§ **GIVEN INSTRUCTION**
Report how many lines contain "Users", with no other words.

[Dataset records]
◆ ◆ ◆ ◆ ◆ ◆ ◆

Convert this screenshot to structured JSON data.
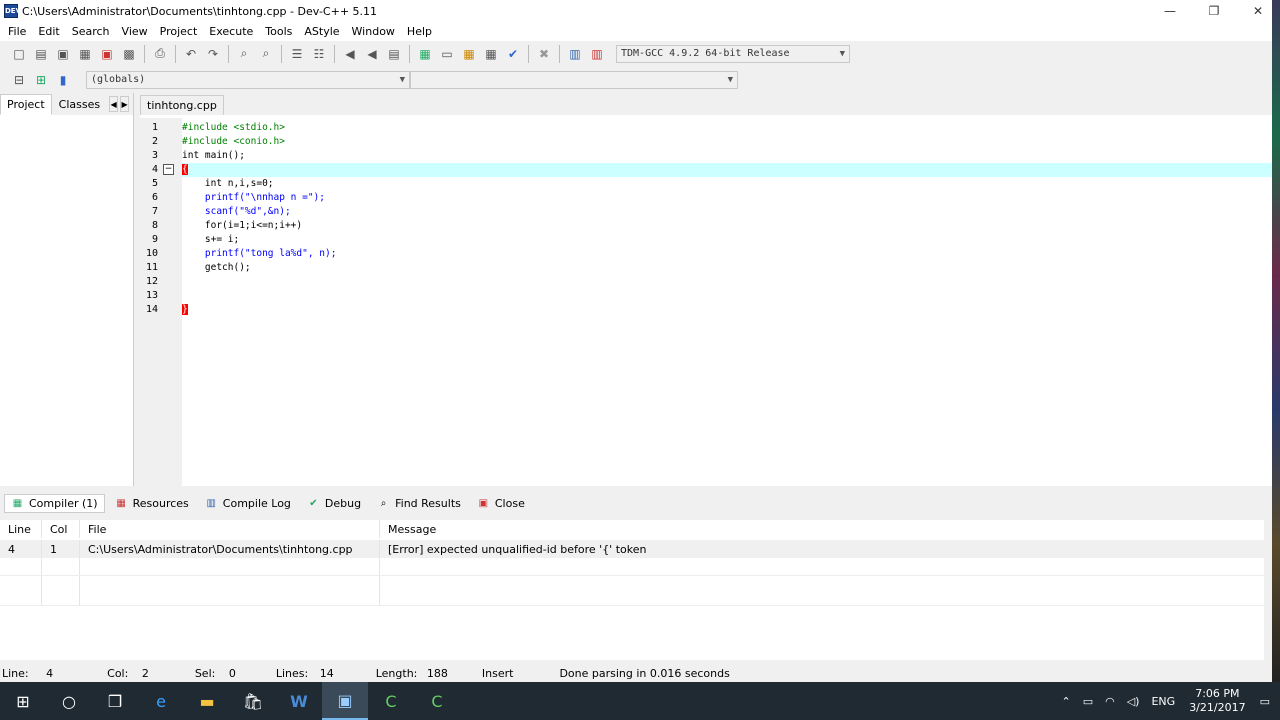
{
  "window": {
    "title": "C:\\Users\\Administrator\\Documents\\tinhtong.cpp - Dev-C++ 5.11",
    "icon_label": "DEV"
  },
  "window_buttons": {
    "minimize": "—",
    "restore": "❐",
    "close": "✕"
  },
  "menu": [
    "File",
    "Edit",
    "Search",
    "View",
    "Project",
    "Execute",
    "Tools",
    "AStyle",
    "Window",
    "Help"
  ],
  "toolbar": {
    "compiler_select": "TDM-GCC 4.9.2 64-bit Release",
    "scope_select": "(globals)",
    "member_select": ""
  },
  "left_panel": {
    "tabs": [
      "Project",
      "Classes"
    ],
    "nav_prev": "◀",
    "nav_next": "▶"
  },
  "editor": {
    "tab_label": "tinhtong.cpp",
    "lines": [
      {
        "num": "1",
        "text": "#include <stdio.h>"
      },
      {
        "num": "2",
        "text": "#include <conio.h>"
      },
      {
        "num": "3",
        "text": "int main();"
      },
      {
        "num": "4",
        "text": "{"
      },
      {
        "num": "5",
        "text": "    int n,i,s=0;"
      },
      {
        "num": "6",
        "text": "    printf(\"\\nnhap n =\");"
      },
      {
        "num": "7",
        "text": "    scanf(\"%d\",&n);"
      },
      {
        "num": "8",
        "text": "    for(i=1;i<=n;i++)"
      },
      {
        "num": "9",
        "text": "    s+= i;"
      },
      {
        "num": "10",
        "text": "    printf(\"tong la%d\", n);"
      },
      {
        "num": "11",
        "text": "    getch();"
      },
      {
        "num": "12",
        "text": ""
      },
      {
        "num": "13",
        "text": ""
      },
      {
        "num": "14",
        "text": "}"
      }
    ],
    "fold_glyph": "−"
  },
  "bottom_tabs": [
    "Compiler (1)",
    "Resources",
    "Compile Log",
    "Debug",
    "Find Results",
    "Close"
  ],
  "messages": {
    "headers": [
      "Line",
      "Col",
      "File",
      "Message"
    ],
    "rows": [
      {
        "line": "4",
        "col": "1",
        "file": "C:\\Users\\Administrator\\Documents\\tinhtong.cpp",
        "message": "[Error] expected unqualified-id before '{' token"
      }
    ]
  },
  "status": {
    "line_label": "Line:",
    "line": "4",
    "col_label": "Col:",
    "col": "2",
    "sel_label": "Sel:",
    "sel": "0",
    "lines_label": "Lines:",
    "lines": "14",
    "length_label": "Length:",
    "length": "188",
    "mode": "Insert",
    "message": "Done parsing in 0.016 seconds"
  },
  "taskbar": {
    "lang": "ENG",
    "time": "7:06 PM",
    "date": "3/21/2017"
  }
}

◆ ◆ ◆ ◆ ◆ ◆ ◆

§ **TASK SOLUTION**
2